====== TEKST

Hogere voorziening – Middelen – Ontbreken van aanwijzing van gestelde onjuiste rechtsopvatting – Niet-ontvankelijkheid

(Statuut van het Hof van Justitie, bijlage I, art. 11, lid 1; Reglement voor de procesvoering van het Gerecht van eerste aanleg, art. 138, lid 1, sub c)

Blijkens artikel 11, lid 1, van bijlage I bij het Statuut van het Hof van Justitie en artikel 138, lid 1, sub c, van het Reglement voor de procesvoering van het Gerecht van eerste aanleg moet een hogere voorziening tegen beslissingen van het Gerecht voor ambtenarenzaken duidelijk aangeven tegen welke onderdelen van het arrest waarvan de vernietiging wordt gevorderd, zij is gericht, en welke argumenten rechtens die vordering specifiek staven. Aan dit vereiste is niet voldaan wanneer het verzoekschrift in hogere voorziening slechts een herhaling van de voor het Gerecht voor ambtenarenzaken reeds aangevoerde middelen en argumenten bevat en zelfs geen argumenten naar voren brengt waarmee specifiek wordt aangegeven op welk punt het bestreden arrest op een onjuiste rechtsopvatting zou berusten. Een dergelijke hogere voorziening beoogt in werkelijkheid immers slechts een nieuw onderzoek van het bij het Gerecht voor ambtenarenzaken ingediende verzoek, waartoe het Gerecht van eerste aanleg niet bevoegd is.

============
====== GEËXCERPEERDE GEGEVENS

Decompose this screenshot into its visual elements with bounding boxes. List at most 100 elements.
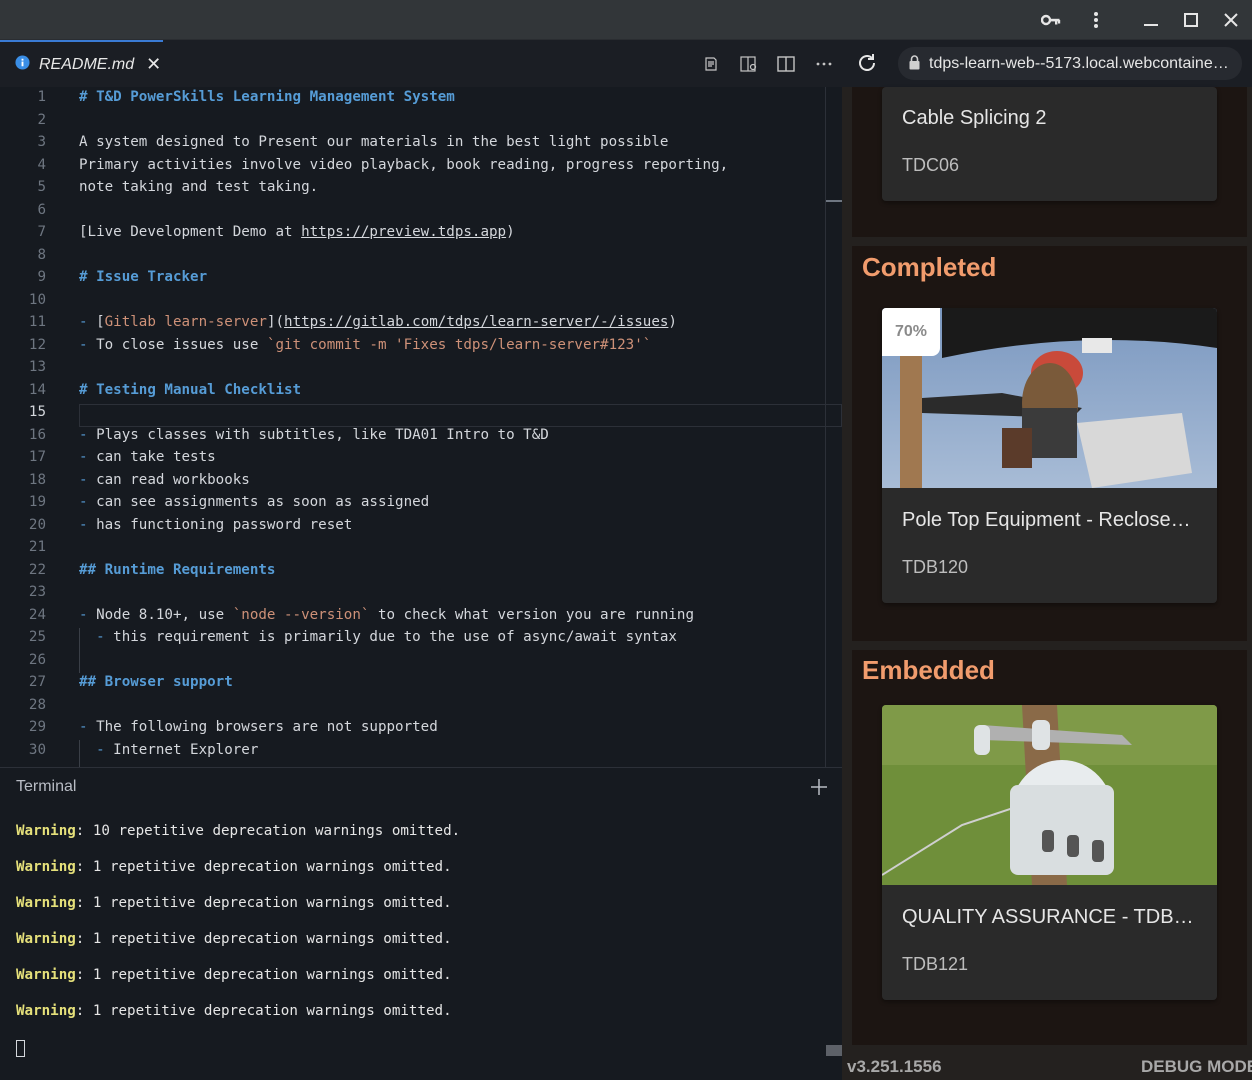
line-code: - this requirement is primarily due to t… [79, 626, 677, 649]
code-token: - [79, 719, 97, 735]
card-code: TDC06 [902, 155, 960, 175]
line-number: 21 [28, 539, 46, 555]
terminal-line: Warning: 1 repetitive deprecation warnin… [16, 1003, 452, 1019]
code-token: To close issues use [96, 336, 267, 353]
editor-line[interactable]: 7 [Live Development Demo at https://previ… [0, 221, 842, 244]
open-changes-icon[interactable] [699, 52, 723, 76]
line-number: 26 [28, 651, 46, 668]
editor-scrollbar[interactable] [825, 87, 826, 767]
editor-line[interactable]: 21 [0, 536, 842, 559]
editor-line[interactable]: 19 - can see assignments as soon as assig… [0, 491, 842, 514]
more-vertical-icon[interactable] [1081, 6, 1111, 34]
code-heading: ## Browser support [79, 674, 233, 690]
editor-line[interactable]: 5 note taking and test taking. [0, 176, 842, 199]
editor-line[interactable]: 3 A system designed to Present our materi… [0, 131, 842, 154]
code-heading: # T&D PowerSkills Learning Management Sy… [79, 89, 455, 105]
terminal-cursor [16, 1040, 25, 1057]
line-code: - can see assignments as soon as assigne… [79, 491, 429, 514]
line-code: Primary activities involve video playbac… [79, 154, 728, 177]
editor-line[interactable]: 12 - To close issues use `git commit -m '… [0, 334, 842, 357]
code-token: - [79, 741, 114, 758]
editor-line[interactable]: 17 - can take tests [0, 446, 842, 469]
code-token: - [79, 336, 97, 353]
card-title: Pole Top Equipment - Recloser Installati… [902, 509, 1197, 531]
code-token: - [79, 629, 114, 645]
minimize-icon[interactable] [1136, 6, 1166, 34]
line-code: note taking and test taking. [79, 176, 318, 199]
terminal-title: Terminal [16, 778, 77, 795]
editor-line[interactable]: 30 - Internet Explorer [0, 739, 842, 762]
editor-line[interactable]: 15 [0, 401, 842, 424]
code-token: ) [668, 314, 677, 330]
editor-line[interactable]: 25 - this requirement is primarily due t… [0, 626, 842, 649]
line-number: 11 [28, 314, 46, 330]
line-code: - To close issues use `git commit -m 'Fi… [79, 334, 651, 357]
line-number: 23 [28, 584, 46, 600]
line-code: [Live Development Demo at https://previe… [79, 221, 515, 244]
reload-icon[interactable] [856, 52, 878, 74]
editor-line[interactable]: 22 ## Runtime Requirements [0, 559, 842, 582]
editor-line[interactable]: 24 - Node 8.10+, use `node --version` to … [0, 604, 842, 627]
code-token: - [79, 471, 97, 488]
line-number: 27 [28, 674, 46, 690]
editor-line[interactable]: 6 [0, 199, 842, 222]
line-code: - can read workbooks [79, 469, 250, 492]
code-token: - [79, 606, 97, 623]
line-number: 5 [37, 179, 46, 195]
editor-line[interactable]: 16 - Plays classes with subtitles, like T… [0, 424, 842, 447]
editor-line[interactable]: 1 # T&D PowerSkills Learning Management S… [0, 87, 842, 109]
code-link[interactable]: https://gitlab.com/tdps/learn-server/-/i… [284, 314, 668, 330]
editor-line[interactable]: 18 - can read workbooks [0, 469, 842, 492]
terminal-panel[interactable]: Terminal Warning: 10 repetitive deprecat… [0, 767, 842, 1080]
url-text[interactable]: tdps-learn-web--5173.local.webcontainer-… [929, 55, 1231, 73]
editor-line[interactable]: 2 [0, 109, 842, 132]
line-number: 8 [37, 246, 46, 263]
editor-line[interactable]: 4 Primary activities involve video playba… [0, 154, 842, 177]
warning-label: Warning [16, 823, 76, 839]
line-number: 9 [37, 269, 46, 285]
key-icon[interactable] [1036, 6, 1066, 34]
code-token: - [79, 449, 97, 465]
editor-line[interactable]: 14 # Testing Manual Checklist [0, 379, 842, 402]
editor-line[interactable]: 10 [0, 289, 842, 312]
editor-line[interactable]: 13 [0, 356, 842, 379]
more-actions-icon[interactable] [812, 52, 836, 76]
close-icon[interactable] [1216, 6, 1246, 34]
open-preview-icon[interactable] [737, 52, 761, 76]
editor-line[interactable]: 23 [0, 581, 842, 604]
editor-line[interactable]: 11 - [Gitlab learn-server](https://gitlab… [0, 311, 842, 334]
editor-line[interactable]: 28 [0, 694, 842, 717]
line-code: - Node 8.10+, use `node --version` to ch… [79, 604, 694, 627]
split-editor-icon[interactable] [774, 52, 798, 76]
editor-line[interactable]: 20 - has functioning password reset [0, 514, 842, 537]
tab-readme[interactable]: README.md ✕ [0, 40, 163, 87]
editor-line[interactable]: 9 # Issue Tracker [0, 266, 842, 289]
code-token: [ [96, 314, 105, 330]
course-card[interactable]: Cable Splicing 2 TDC06 [882, 87, 1217, 201]
editor-line[interactable]: 29 - The following browsers are not suppo… [0, 716, 842, 739]
line-number: 1 [37, 89, 46, 105]
course-card[interactable]: QUALITY ASSURANCE - TDB121 TDB121 [882, 705, 1217, 1000]
editor-line[interactable]: 27 ## Browser support [0, 671, 842, 694]
editor-line[interactable]: 26 [0, 649, 842, 672]
line-code: A system designed to Present our materia… [79, 131, 668, 154]
terminal-scrollbar[interactable] [826, 1045, 842, 1056]
tab-close-icon[interactable]: ✕ [146, 54, 161, 75]
code-token: Gitlab learn-server [104, 314, 267, 330]
code-token: has functioning password reset [96, 516, 353, 533]
editor-line[interactable]: 8 [0, 244, 842, 267]
section-title-embedded: Embedded [862, 655, 995, 685]
code-link[interactable]: https://preview.tdps.app [301, 224, 506, 240]
code-token: this requirement is primarily due to the… [113, 629, 677, 645]
code-token: `node --version` [232, 606, 370, 623]
line-number: 30 [28, 741, 46, 758]
line-number: 12 [28, 336, 46, 353]
maximize-icon[interactable] [1176, 6, 1206, 34]
line-number: 16 [28, 426, 46, 443]
warning-label: Warning [16, 1003, 76, 1019]
plus-icon[interactable] [810, 776, 828, 802]
course-card[interactable]: 70% Pole Top Equipment - Recloser Instal… [882, 308, 1217, 603]
code-token: Plays classes with subtitles, like TDA01… [96, 426, 549, 443]
terminal-line: Warning: 1 repetitive deprecation warnin… [16, 895, 452, 911]
code-editor[interactable]: 1 # T&D PowerSkills Learning Management S… [0, 87, 842, 767]
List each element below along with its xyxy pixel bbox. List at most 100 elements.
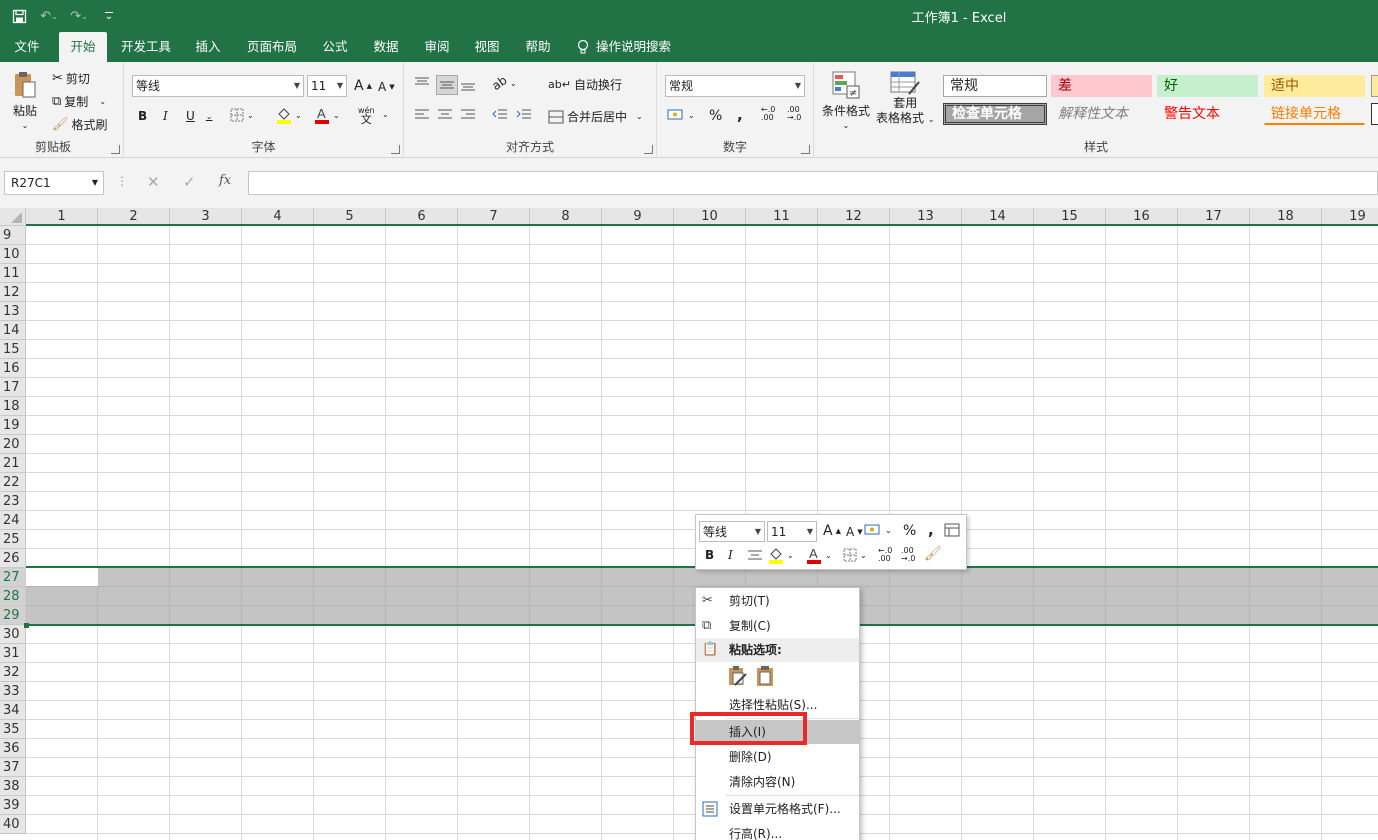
merge-center-button[interactable]: 合并后居中 ⌄: [548, 108, 643, 125]
select-all-corner[interactable]: [0, 208, 26, 226]
style-bad[interactable]: 差: [1051, 75, 1152, 97]
percent-button[interactable]: %: [709, 108, 722, 124]
increase-decimal-button[interactable]: ←.0.00: [761, 106, 775, 122]
mini-decrease-decimal-button[interactable]: .00 →.0: [901, 547, 915, 563]
row-header[interactable]: 23: [0, 492, 26, 511]
menu-item-format-cells[interactable]: 设置单元格格式(F)...: [696, 797, 859, 821]
align-bottom-button[interactable]: [460, 76, 476, 92]
underline-button[interactable]: U ⌄: [186, 109, 213, 123]
mini-brush-button[interactable]: 🖌: [924, 546, 942, 562]
phonetic-button[interactable]: wén 文: [358, 106, 375, 125]
row-header[interactable]: 20: [0, 435, 26, 454]
tab-home[interactable]: 开始: [59, 32, 107, 62]
tab-formulas[interactable]: 公式: [315, 32, 355, 62]
number-format-select[interactable]: 常规 ▼: [665, 75, 805, 97]
tab-review[interactable]: 审阅: [417, 32, 457, 62]
format-painter-button[interactable]: 🖌 格式刷: [52, 116, 108, 133]
font-color-button[interactable]: A ⌄: [314, 106, 340, 124]
align-right-button[interactable]: [460, 108, 476, 122]
mini-center-button[interactable]: [747, 548, 763, 562]
font-name-select[interactable]: 等线 ▼: [132, 75, 304, 97]
mini-borders-button[interactable]: ⌄: [843, 548, 867, 562]
row-header[interactable]: 34: [0, 701, 26, 720]
row-header[interactable]: 33: [0, 682, 26, 701]
tell-me-search[interactable]: 操作说明搜索: [576, 32, 686, 62]
row-header[interactable]: 26: [0, 549, 26, 568]
row-header[interactable]: 31: [0, 644, 26, 663]
style-more-top[interactable]: [1371, 75, 1378, 97]
name-box[interactable]: R27C1 ▼: [4, 171, 104, 195]
style-linked-cell[interactable]: 链接单元格: [1264, 103, 1365, 125]
mini-grow-font-button[interactable]: A ▲: [823, 523, 841, 539]
row-header[interactable]: 27: [0, 568, 26, 587]
row-header[interactable]: 13: [0, 302, 26, 321]
paste-button[interactable]: 粘贴 ⌄: [10, 70, 40, 130]
style-normal[interactable]: 常规: [943, 75, 1047, 97]
row-header[interactable]: 19: [0, 416, 26, 435]
row-header[interactable]: 40: [0, 815, 26, 834]
mini-percent-button[interactable]: %: [903, 523, 916, 539]
row-header[interactable]: 37: [0, 758, 26, 777]
menu-item-cut[interactable]: ✂ 剪切(T): [696, 589, 859, 613]
number-launcher-icon[interactable]: [801, 145, 810, 154]
row-header[interactable]: 39: [0, 796, 26, 815]
row-header[interactable]: 21: [0, 454, 26, 473]
tab-view[interactable]: 视图: [467, 32, 507, 62]
row-header[interactable]: 12: [0, 283, 26, 302]
bold-button[interactable]: B: [138, 109, 147, 123]
row-header[interactable]: 18: [0, 397, 26, 416]
mini-bold-button[interactable]: B: [705, 548, 714, 562]
align-left-button[interactable]: [414, 108, 430, 122]
accounting-format-button[interactable]: ⌄: [667, 108, 695, 122]
menu-item-copy[interactable]: ⧉ 复制(C): [696, 614, 859, 638]
mini-shrink-font-button[interactable]: A ▼: [846, 525, 863, 539]
mini-size-select[interactable]: 11 ▼: [767, 521, 817, 542]
paste-option-paste[interactable]: [754, 665, 776, 687]
row-header[interactable]: 35: [0, 720, 26, 739]
borders-button[interactable]: ⌄: [230, 108, 254, 122]
cut-button[interactable]: ✂ 剪切: [52, 70, 90, 87]
font-launcher-icon[interactable]: [391, 145, 400, 154]
mini-font-color-button[interactable]: A ⌄: [806, 546, 832, 564]
align-middle-button[interactable]: [436, 75, 458, 95]
menu-item-row-height[interactable]: 行高(R)...: [696, 822, 859, 840]
style-neutral[interactable]: 适中: [1264, 75, 1365, 97]
mini-fill-color-button[interactable]: ⌄: [768, 546, 794, 564]
row-header[interactable]: 14: [0, 321, 26, 340]
tab-developer[interactable]: 开发工具: [113, 32, 179, 62]
mini-increase-decimal-button[interactable]: ←.0.00: [878, 547, 892, 563]
row-header[interactable]: 15: [0, 340, 26, 359]
formula-bar-splitter-icon[interactable]: ⋮: [116, 174, 128, 188]
row-header[interactable]: 24: [0, 511, 26, 530]
format-as-table-button[interactable]: 套用 表格格式 ⌄: [876, 70, 935, 127]
insert-function-icon[interactable]: fx: [219, 173, 231, 188]
mini-comma-button[interactable]: ,: [928, 521, 934, 539]
clipboard-launcher-icon[interactable]: [111, 145, 120, 154]
formula-input[interactable]: [248, 171, 1378, 195]
row-header[interactable]: 22: [0, 473, 26, 492]
cancel-icon[interactable]: ✕: [147, 173, 160, 191]
wrap-text-button[interactable]: ab↵ 自动换行: [548, 76, 622, 93]
row-header[interactable]: 16: [0, 359, 26, 378]
row-header[interactable]: 28: [0, 587, 26, 606]
mini-font-select[interactable]: 等线 ▼: [699, 521, 765, 542]
font-size-select[interactable]: 11 ▼: [307, 75, 347, 97]
copy-button[interactable]: ⧉ 复制 ⌄: [52, 93, 106, 110]
row-header[interactable]: 36: [0, 739, 26, 758]
row-header[interactable]: 11: [0, 264, 26, 283]
row-header[interactable]: 10: [0, 245, 26, 264]
menu-item-delete[interactable]: 删除(D): [696, 745, 859, 769]
tab-insert[interactable]: 插入: [188, 32, 228, 62]
italic-button[interactable]: I: [163, 109, 168, 123]
row-header[interactable]: 25: [0, 530, 26, 549]
row-header[interactable]: 30: [0, 625, 26, 644]
shrink-font-button[interactable]: A ▼: [378, 80, 395, 94]
paste-option-keep-format[interactable]: [726, 665, 748, 687]
row-header[interactable]: 32: [0, 663, 26, 682]
grow-font-button[interactable]: A ▲: [354, 78, 372, 94]
style-good[interactable]: 好: [1157, 75, 1258, 97]
align-top-button[interactable]: [414, 76, 430, 90]
fill-color-button[interactable]: ⌄: [276, 106, 302, 124]
fill-handle[interactable]: [24, 623, 29, 628]
style-warning[interactable]: 警告文本: [1157, 103, 1258, 125]
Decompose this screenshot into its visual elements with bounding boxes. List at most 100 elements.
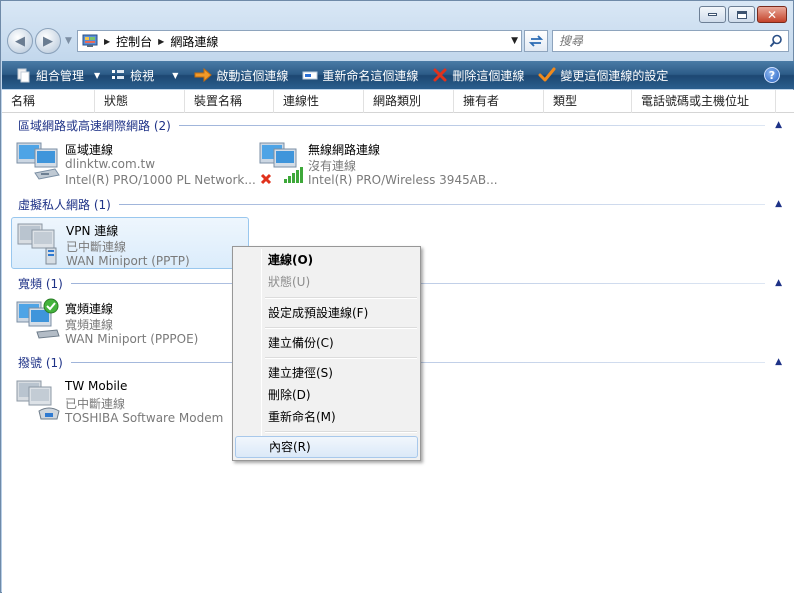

============

TE ONDERNEMEN STAPPEN.
1. Stel voor elk van de volgende beweringen vast of ze overeenkomt met de tekst over de hogere voorziening, en antwoord telkens met ja of nee plus de beslissende woorden uit die tekst, letterlijk geciteerd. (a) Een hogere voorziening moet duidelijk aangeven tegen welke onderdelen van het arrest zij is gericht. (b) Het Gerecht van eerste aanleg is bevoegd tot een nieuw onderzoek van het bij het Gerecht voor ambtenarenzaken ingediende verzoek. (c) Een verzoekschrift dat slechts eerder aangevoerde middelen en argumenten herhaalt, voldoet aan het vereiste.
2. Kopieer uit de records ongewijzigd de regels vanaf de regel met "merge-center-button[interactable]: 合并后居中 ⌄: [548, 108, 643, 125]" tot en met de regel met "align-bottom-button[interactable]: [460, 76, 476, 92]".

ANTWOORDEN OP TAKEN.
1.
(a) Ja: "moet een hogere voorziening tegen beslissingen van het Gerecht voor ambtenarenzaken duidelijk aangeven tegen welke onderdelen van het arrest waarvan de vernietiging wordt gevorderd, zij is gericht"
(b) Nee: "waartoe het Gerecht van eerste aanleg niet bevoegd is"
(c) Nee: "Aan dit vereiste is niet voldaan wanneer het verzoekschrift in hogere voorziening slechts een herhaling van de voor het Gerecht voor ambtenarenzaken reeds aangevoerde middelen en argumenten bevat"

2.
merge-center-button[interactable]: 合并后居中 ⌄: [548, 108, 643, 125]
select-all-corner[interactable]: [0, 208, 26, 226]
style-bad[interactable]: 差: [1051, 75, 1152, 97]
percent-button[interactable]: %: [709, 108, 722, 124]
increase-decimal-button[interactable]: ←.0.00: [761, 106, 775, 122]
mini-decrease-decimal-button[interactable]: .00 →.0: [901, 547, 915, 563]
row-header[interactable]: 23: [0, 492, 26, 511]
menu-item-format-cells[interactable]: 设置单元格格式(F)...: [696, 797, 859, 821]
align-bottom-button[interactable]: [460, 76, 476, 92]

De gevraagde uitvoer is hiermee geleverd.